_TO BE DONE:_ Reproduce every line of the listing below verbatim, omitting the picture placeholders.

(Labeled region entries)
-------
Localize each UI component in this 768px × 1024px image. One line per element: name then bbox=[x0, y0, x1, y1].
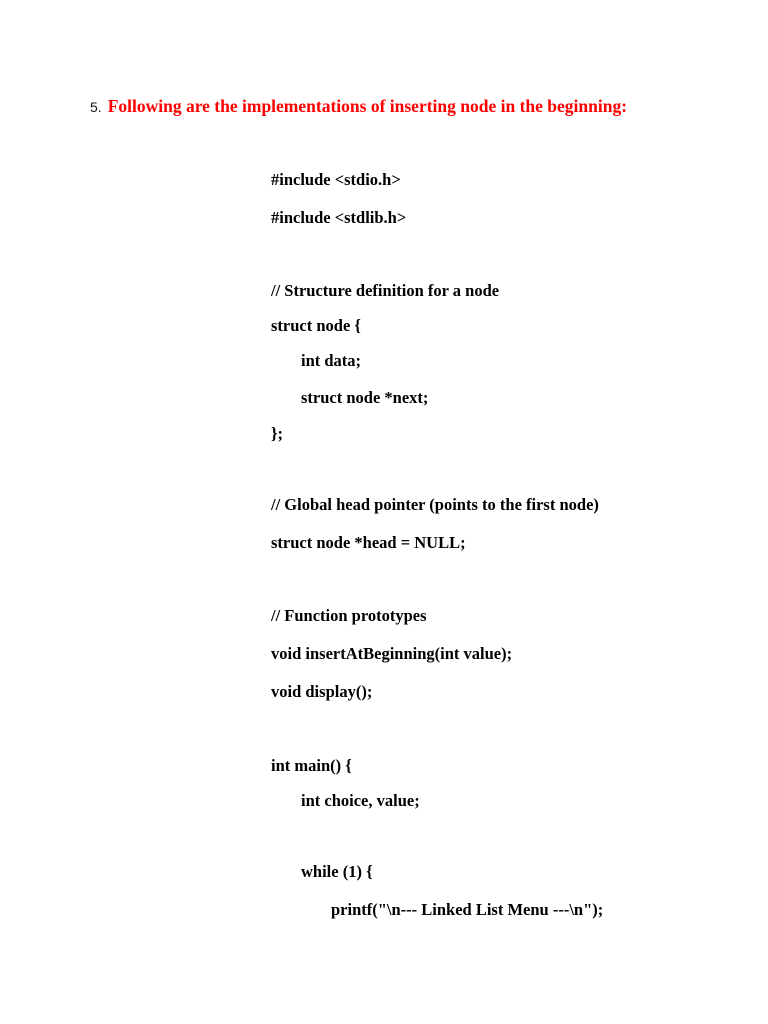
code-line-include-stdio: #include <stdio.h> bbox=[271, 170, 401, 189]
code-line-head-null: struct node *head = NULL; bbox=[271, 533, 466, 552]
heading-text: Following are the implementations of inserting node in the beginning: bbox=[107, 96, 628, 116]
code-line-display-prototype: void display(); bbox=[271, 682, 373, 701]
code-line-while-loop: while (1) { bbox=[301, 862, 373, 881]
code-line-struct-close: }; bbox=[271, 424, 283, 443]
section-heading bbox=[90, 96, 627, 117]
code-comment-prototypes: // Function prototypes bbox=[271, 606, 427, 625]
code-line-main-open: int main() { bbox=[271, 756, 352, 775]
code-line-include-stdlib: #include <stdlib.h> bbox=[271, 208, 407, 227]
code-comment-structure: // Structure definition for a node bbox=[271, 281, 500, 300]
code-line-struct-open: struct node { bbox=[271, 316, 361, 335]
code-line-insert-prototype: void insertAtBeginning(int value); bbox=[271, 644, 513, 663]
code-line-int-data: int data; bbox=[301, 351, 362, 370]
code-line-printf-menu: printf("\n--- Linked List Menu ---\n"); bbox=[331, 900, 604, 919]
code-comment-global-head: // Global head pointer (points to the first node) bbox=[271, 495, 599, 514]
item-number: 5. bbox=[90, 99, 102, 115]
code-line-choice-value: int choice, value; bbox=[301, 791, 420, 810]
code-line-next-pointer: struct node *next; bbox=[301, 388, 429, 407]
-------
_RESPONSE TO THIS EXERCISE:_
Localize each UI component in this 768px × 1024px image. One line per element: name then bbox=[x0, y0, x1, y1].
code-line-include-stdio: #include <stdio.h> bbox=[271, 170, 401, 189]
code-line-head-null: struct node *head = NULL; bbox=[271, 533, 466, 552]
heading-text: Following are the implementations of inserting node in the beginning: bbox=[107, 96, 628, 116]
code-line-display-prototype: void display(); bbox=[271, 682, 373, 701]
code-line-while-loop: while (1) { bbox=[301, 862, 373, 881]
code-line-struct-close: }; bbox=[271, 424, 283, 443]
section-heading bbox=[90, 96, 627, 117]
code-comment-prototypes: // Function prototypes bbox=[271, 606, 427, 625]
code-line-main-open: int main() { bbox=[271, 756, 352, 775]
code-line-include-stdlib: #include <stdlib.h> bbox=[271, 208, 407, 227]
code-comment-structure: // Structure definition for a node bbox=[271, 281, 500, 300]
code-line-struct-open: struct node { bbox=[271, 316, 361, 335]
code-line-insert-prototype: void insertAtBeginning(int value); bbox=[271, 644, 513, 663]
code-line-int-data: int data; bbox=[301, 351, 362, 370]
code-line-printf-menu: printf("\n--- Linked List Menu ---\n"); bbox=[331, 900, 604, 919]
code-comment-global-head: // Global head pointer (points to the first node) bbox=[271, 495, 599, 514]
item-number: 5. bbox=[90, 99, 102, 115]
code-line-choice-value: int choice, value; bbox=[301, 791, 420, 810]
code-line-next-pointer: struct node *next; bbox=[301, 388, 429, 407]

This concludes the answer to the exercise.